Please return the short passage below about summer ideas, word for word and in full.

Passage for review START

I hope this gives you some great ideas — after all, there are still two weeks left of summer!

Passage for review END
Dataset content START

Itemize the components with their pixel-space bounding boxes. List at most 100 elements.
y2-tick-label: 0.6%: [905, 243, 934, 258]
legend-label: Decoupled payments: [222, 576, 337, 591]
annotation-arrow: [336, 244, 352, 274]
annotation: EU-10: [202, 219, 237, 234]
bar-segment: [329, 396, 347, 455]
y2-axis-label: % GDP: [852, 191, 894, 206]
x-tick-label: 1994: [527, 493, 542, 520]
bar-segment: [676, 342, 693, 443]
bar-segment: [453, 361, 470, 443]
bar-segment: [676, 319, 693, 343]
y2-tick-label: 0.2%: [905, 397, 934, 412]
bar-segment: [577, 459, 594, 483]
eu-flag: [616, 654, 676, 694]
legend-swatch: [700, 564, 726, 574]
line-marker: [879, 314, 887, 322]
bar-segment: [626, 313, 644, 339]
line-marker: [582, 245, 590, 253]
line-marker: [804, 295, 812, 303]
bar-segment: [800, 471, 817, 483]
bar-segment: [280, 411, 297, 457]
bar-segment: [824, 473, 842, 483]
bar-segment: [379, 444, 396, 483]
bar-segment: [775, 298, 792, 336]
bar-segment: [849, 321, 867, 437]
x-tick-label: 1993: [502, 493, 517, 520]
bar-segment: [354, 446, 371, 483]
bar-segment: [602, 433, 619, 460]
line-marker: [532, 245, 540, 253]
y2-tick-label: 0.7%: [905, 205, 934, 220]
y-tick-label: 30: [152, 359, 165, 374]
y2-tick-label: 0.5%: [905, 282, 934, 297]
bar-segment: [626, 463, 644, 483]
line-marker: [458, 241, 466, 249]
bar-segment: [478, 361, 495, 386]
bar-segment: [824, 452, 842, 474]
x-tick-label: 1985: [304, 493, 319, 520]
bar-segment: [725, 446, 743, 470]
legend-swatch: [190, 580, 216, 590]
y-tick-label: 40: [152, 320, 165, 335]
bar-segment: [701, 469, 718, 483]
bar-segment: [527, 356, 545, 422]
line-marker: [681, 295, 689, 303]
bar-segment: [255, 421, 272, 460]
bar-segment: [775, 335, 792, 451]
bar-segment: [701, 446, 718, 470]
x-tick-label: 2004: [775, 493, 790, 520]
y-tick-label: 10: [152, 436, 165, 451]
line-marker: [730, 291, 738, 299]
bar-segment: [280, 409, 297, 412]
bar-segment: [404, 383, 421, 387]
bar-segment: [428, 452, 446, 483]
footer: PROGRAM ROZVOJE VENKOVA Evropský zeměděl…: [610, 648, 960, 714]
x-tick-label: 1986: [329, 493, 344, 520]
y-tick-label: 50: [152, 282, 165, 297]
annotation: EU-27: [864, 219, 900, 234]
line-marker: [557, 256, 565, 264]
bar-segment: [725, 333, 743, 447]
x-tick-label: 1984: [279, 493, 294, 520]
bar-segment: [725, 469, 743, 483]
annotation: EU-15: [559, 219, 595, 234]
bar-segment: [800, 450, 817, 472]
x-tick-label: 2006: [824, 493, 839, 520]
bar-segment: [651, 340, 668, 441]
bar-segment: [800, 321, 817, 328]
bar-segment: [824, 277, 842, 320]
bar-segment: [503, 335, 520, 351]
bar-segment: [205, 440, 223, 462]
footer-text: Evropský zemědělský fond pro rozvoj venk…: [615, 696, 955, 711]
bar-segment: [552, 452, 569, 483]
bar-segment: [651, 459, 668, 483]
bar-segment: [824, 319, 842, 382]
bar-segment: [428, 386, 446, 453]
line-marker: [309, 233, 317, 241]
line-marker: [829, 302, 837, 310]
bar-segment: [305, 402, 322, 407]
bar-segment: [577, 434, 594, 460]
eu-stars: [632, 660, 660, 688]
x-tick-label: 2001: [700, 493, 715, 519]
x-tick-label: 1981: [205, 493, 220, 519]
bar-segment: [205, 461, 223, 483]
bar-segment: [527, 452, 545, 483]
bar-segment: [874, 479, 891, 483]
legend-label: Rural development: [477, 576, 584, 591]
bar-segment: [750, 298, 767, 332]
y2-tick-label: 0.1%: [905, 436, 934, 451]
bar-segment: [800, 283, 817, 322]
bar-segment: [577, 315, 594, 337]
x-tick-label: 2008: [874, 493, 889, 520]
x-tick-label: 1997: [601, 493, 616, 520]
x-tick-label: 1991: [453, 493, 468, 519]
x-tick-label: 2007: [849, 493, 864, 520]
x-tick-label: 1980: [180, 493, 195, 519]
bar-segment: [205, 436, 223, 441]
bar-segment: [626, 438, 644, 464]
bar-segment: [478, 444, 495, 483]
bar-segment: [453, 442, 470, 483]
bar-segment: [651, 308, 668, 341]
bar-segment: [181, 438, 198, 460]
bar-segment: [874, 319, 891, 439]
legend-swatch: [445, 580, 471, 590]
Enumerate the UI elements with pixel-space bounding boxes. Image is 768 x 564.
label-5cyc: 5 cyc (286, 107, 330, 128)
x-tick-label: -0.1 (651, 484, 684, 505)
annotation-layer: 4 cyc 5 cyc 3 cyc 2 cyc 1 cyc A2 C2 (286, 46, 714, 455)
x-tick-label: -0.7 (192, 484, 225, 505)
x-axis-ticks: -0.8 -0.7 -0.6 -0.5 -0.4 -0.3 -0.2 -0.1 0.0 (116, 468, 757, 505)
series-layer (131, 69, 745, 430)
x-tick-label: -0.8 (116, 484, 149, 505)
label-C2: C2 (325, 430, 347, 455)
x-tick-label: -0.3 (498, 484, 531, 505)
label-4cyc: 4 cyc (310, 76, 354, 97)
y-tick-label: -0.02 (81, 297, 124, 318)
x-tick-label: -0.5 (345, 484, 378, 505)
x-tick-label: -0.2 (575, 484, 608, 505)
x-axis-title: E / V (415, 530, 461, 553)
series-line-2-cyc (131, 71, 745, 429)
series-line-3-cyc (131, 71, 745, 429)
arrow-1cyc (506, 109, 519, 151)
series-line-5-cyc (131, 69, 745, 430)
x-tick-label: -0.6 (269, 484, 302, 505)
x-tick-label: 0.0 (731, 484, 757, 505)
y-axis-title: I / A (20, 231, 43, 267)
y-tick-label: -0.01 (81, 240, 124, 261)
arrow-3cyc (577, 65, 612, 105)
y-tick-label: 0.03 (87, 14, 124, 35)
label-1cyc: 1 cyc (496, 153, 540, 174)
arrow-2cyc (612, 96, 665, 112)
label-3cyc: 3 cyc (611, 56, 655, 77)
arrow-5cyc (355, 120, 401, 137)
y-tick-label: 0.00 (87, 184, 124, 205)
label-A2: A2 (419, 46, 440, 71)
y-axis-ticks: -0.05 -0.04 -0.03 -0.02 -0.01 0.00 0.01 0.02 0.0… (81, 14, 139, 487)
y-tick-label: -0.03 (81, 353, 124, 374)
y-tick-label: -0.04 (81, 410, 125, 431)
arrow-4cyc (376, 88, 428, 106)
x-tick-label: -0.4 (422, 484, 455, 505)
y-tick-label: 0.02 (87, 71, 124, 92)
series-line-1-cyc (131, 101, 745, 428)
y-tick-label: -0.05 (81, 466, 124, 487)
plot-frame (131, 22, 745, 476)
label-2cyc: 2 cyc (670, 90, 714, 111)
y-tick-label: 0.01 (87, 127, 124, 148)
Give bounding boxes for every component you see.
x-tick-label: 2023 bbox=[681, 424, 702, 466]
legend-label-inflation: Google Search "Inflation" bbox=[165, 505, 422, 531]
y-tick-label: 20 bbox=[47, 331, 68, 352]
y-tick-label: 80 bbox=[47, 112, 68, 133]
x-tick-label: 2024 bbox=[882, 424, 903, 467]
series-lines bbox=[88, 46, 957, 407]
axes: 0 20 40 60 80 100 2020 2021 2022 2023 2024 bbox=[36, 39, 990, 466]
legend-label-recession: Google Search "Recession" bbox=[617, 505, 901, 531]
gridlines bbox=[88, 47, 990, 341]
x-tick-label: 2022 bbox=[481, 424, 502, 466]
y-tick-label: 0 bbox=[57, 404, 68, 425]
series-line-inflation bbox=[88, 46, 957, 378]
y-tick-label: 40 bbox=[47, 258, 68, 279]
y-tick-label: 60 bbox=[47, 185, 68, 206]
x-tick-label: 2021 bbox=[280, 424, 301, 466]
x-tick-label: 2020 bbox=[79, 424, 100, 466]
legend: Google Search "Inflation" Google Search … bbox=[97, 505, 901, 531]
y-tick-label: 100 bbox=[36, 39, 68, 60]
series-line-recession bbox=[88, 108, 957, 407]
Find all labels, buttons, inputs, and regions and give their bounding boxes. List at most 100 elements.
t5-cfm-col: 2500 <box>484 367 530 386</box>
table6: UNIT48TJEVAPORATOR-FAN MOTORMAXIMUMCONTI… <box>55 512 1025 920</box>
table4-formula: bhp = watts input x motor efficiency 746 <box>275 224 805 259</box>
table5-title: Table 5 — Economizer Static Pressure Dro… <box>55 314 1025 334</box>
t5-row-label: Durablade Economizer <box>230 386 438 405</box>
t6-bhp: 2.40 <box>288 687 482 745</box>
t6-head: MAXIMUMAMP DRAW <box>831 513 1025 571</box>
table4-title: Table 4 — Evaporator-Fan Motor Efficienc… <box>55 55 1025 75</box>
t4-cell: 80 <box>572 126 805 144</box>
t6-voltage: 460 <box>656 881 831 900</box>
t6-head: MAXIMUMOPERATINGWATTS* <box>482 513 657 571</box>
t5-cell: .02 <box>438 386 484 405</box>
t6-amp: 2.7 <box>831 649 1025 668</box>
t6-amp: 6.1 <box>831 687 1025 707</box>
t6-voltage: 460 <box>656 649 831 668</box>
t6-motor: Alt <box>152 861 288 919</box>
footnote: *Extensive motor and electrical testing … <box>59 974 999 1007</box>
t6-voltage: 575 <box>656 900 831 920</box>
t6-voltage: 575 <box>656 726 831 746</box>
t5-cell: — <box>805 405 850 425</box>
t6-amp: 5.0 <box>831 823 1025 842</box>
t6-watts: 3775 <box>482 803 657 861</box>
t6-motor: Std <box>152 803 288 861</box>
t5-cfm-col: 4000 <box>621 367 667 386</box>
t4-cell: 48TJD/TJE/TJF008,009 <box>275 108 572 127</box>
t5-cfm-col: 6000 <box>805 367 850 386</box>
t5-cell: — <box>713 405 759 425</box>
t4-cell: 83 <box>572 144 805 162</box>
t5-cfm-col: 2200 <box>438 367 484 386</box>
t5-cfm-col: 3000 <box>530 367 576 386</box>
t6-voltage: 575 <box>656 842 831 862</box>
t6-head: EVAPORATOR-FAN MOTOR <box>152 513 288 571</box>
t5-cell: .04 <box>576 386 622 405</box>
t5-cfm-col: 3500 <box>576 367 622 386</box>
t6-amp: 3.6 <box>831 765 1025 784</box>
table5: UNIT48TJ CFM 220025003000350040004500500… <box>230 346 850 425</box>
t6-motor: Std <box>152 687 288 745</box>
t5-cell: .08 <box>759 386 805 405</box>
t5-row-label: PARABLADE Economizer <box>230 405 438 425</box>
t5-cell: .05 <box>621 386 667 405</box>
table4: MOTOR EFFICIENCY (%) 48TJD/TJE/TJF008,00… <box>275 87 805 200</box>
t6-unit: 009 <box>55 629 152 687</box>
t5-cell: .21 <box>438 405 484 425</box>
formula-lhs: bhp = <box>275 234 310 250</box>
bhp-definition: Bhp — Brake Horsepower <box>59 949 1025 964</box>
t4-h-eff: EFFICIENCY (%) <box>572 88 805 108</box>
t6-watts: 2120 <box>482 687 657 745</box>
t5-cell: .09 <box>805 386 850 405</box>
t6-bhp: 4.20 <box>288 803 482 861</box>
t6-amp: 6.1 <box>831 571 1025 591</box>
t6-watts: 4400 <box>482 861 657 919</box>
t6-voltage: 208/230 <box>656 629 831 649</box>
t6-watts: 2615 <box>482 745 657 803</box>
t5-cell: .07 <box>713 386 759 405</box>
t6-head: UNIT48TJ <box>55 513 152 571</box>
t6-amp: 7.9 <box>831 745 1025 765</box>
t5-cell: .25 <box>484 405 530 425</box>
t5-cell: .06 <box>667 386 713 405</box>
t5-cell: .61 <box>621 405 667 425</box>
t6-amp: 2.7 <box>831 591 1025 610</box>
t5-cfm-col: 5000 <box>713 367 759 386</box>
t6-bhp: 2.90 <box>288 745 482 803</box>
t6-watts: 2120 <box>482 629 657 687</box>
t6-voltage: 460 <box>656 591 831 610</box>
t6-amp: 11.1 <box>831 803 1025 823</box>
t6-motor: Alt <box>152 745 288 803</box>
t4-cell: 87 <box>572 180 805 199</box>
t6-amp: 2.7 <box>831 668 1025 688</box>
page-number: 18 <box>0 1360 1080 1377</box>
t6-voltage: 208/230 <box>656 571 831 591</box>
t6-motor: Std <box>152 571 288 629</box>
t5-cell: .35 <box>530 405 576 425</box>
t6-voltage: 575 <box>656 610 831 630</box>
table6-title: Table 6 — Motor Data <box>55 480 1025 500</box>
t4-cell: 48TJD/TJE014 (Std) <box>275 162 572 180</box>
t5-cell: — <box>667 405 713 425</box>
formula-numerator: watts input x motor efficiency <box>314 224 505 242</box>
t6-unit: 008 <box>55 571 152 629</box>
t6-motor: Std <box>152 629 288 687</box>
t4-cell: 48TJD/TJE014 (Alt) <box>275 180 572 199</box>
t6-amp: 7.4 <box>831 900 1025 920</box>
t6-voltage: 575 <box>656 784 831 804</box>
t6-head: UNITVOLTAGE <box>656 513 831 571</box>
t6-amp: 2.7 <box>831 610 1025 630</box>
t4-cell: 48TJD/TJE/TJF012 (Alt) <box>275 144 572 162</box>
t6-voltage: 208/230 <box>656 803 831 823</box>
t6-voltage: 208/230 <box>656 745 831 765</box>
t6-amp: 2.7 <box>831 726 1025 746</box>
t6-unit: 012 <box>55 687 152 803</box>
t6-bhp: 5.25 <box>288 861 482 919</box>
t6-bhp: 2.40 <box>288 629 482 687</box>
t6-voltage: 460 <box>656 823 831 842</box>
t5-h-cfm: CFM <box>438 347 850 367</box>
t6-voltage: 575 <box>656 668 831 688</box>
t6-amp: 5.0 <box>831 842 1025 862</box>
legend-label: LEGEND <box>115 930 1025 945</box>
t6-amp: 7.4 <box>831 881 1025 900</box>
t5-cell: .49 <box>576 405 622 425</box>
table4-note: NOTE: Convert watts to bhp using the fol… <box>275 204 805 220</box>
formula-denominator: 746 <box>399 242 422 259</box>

Dataset content END

## Result
I hope this gives you some great ideas — after all, there are still two weeks left of summer!